**Série d'exercices**
1. Répondez aux questions suivantes sur l'article consacré à l'humour des Haïtiens.
(a) Qui signe cet article ?
(b) Quelle date figure juste au-dessus du nom de l'auteur ?
(c) De quel poème d'Alfred de Vigny l'auteur évoque-t-il la dernière strophe ?
2. Poursuivez l'article sur l'humour des Haïtiens à partir de l'endroit où il s'arrête.

**Extrait du texte**

Discours d'Etzer Vilaire à la mémoire des héros de l'Indépendance, de Charlemagne Péralte... 

Wednesday, June 28, 2017

L’humour caustique et grinçant des Haïtiens

2016-10-27
Par Max Dorismond

Dans des livres percutants, dans des textes pertinents sur les réseaux sociaux, on s’évertue à dépeindre, à dénoncer la situation d’Haïti sous toutes ses coutures avec l’espoir de dessiller les yeux des gouvernants pour une meilleure gestion, gage de lendemains chantants. Mais c’est peine perdue. Le vide ne retourne même pas son écho. Et le pays s’enfonce allègrement dans le gouffre béant, sans espoir de rédemption, au point de se demander s’il n’est pas mieux de se résigner, de laisser fondre la neige, ou se rabattre sur la dernière strophe de « La Mort du loup » d’Alfred de Vigny et se répéter en son for intérieur :

« Gémir,  pleurer,  prier, est également lâche.

**Informations extraites**
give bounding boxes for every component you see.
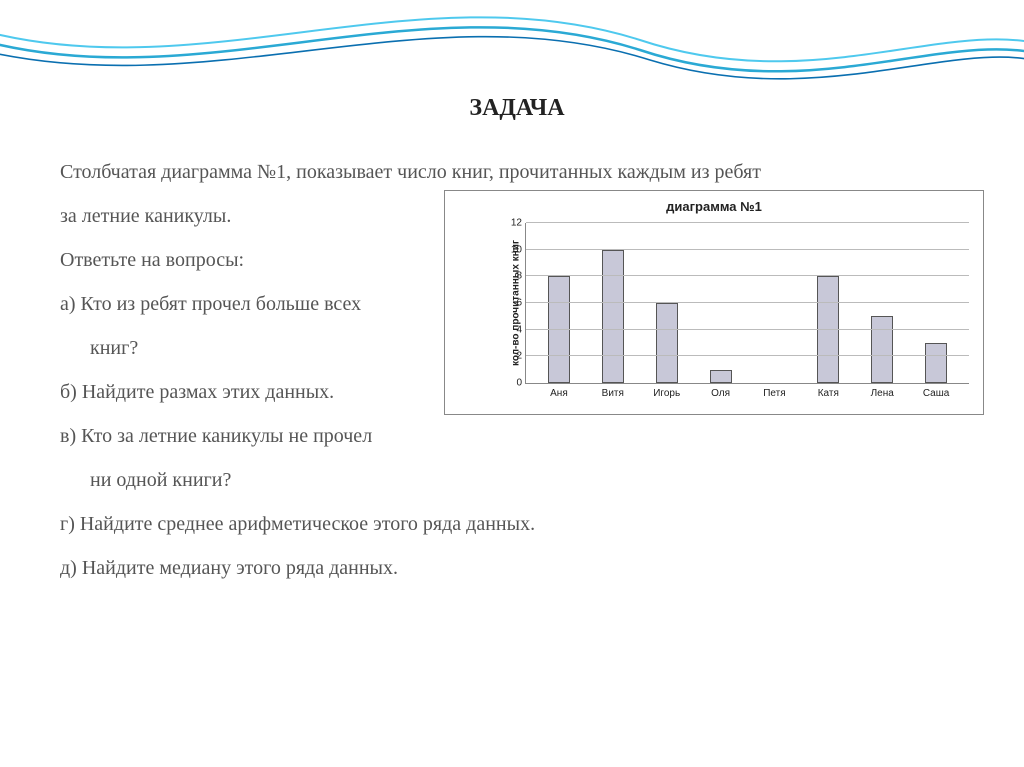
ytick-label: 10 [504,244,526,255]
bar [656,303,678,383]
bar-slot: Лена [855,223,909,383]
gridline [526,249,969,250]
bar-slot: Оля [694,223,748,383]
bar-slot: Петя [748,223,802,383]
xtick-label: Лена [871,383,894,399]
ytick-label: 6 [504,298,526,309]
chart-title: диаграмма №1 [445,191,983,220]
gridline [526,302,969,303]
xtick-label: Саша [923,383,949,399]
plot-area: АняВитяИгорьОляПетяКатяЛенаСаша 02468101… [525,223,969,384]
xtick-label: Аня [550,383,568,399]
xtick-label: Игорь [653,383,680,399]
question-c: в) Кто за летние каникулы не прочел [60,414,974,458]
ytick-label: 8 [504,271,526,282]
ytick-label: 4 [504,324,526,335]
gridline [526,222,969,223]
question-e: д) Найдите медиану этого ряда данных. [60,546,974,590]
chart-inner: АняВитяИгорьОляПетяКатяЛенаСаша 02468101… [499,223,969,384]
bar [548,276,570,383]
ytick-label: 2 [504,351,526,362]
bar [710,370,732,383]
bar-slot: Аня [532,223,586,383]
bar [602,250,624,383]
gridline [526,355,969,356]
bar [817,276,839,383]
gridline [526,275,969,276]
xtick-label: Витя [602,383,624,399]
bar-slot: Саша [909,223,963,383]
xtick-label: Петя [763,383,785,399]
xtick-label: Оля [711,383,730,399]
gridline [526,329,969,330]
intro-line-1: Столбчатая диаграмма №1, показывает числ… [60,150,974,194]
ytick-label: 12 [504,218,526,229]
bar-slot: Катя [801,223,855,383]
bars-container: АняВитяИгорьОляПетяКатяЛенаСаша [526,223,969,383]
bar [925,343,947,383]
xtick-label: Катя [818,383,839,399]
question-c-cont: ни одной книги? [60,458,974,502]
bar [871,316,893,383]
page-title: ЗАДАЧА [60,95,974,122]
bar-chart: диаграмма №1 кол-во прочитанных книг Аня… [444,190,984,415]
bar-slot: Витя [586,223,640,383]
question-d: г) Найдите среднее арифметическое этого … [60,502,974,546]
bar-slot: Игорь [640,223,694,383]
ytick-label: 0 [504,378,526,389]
==
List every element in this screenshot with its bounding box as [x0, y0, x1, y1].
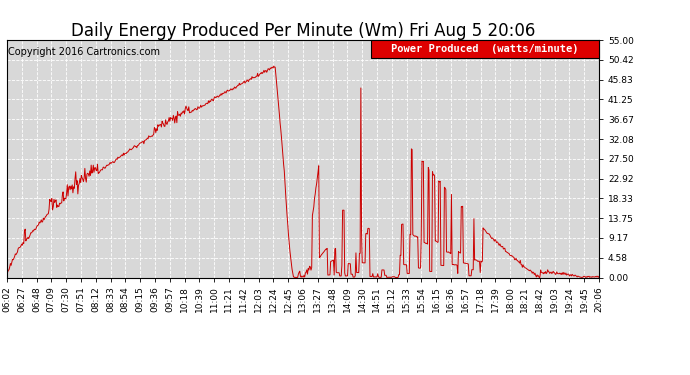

**Réponses fournies**
1.
(a) Max Dorismond.
(b) 2016-10-27.
(c) « La Mort du loup ».

2.
Fais énergiquement ta longue et lourde tâche
Dans la voie où le sort a voulu t’appeler,
Puis après, comme moi, souffre et meurs sans parler. »

Les dirigeants haïtiens doivent se mettre à l'ouvrage
C’est un point de vue. Mais c’est oublier la résilience de l’homme haïtien. Il ne sera jamais un résigné. Sa bataille peut épouser toutes les formes : violence, silence, provocation etc… Aujourd’hui, via l’internet, il utilise le sarcasme, la dérision et sa force subversive pour se faire valoir, pour attirer les regards sur la gabegie nationale. J’ai eu la chance de recevoir des dizaines et des dizaines de ces capsules humoristiques à damner le diable. Mais, la dernière en date, qui m’a fait sourire et souffrir dans mes tripes, fut un montage de la prestation de serment d’un groupe d’élus des CASEC (Conseils d’Administration des Sections Communales), qui souligne aujourd’hui au trait rouge les conséquences du nivellement du pays par le bas, entamé et consacré, depuis 1957, par notre psychopathe national, le tristement célèbre François Duvalier.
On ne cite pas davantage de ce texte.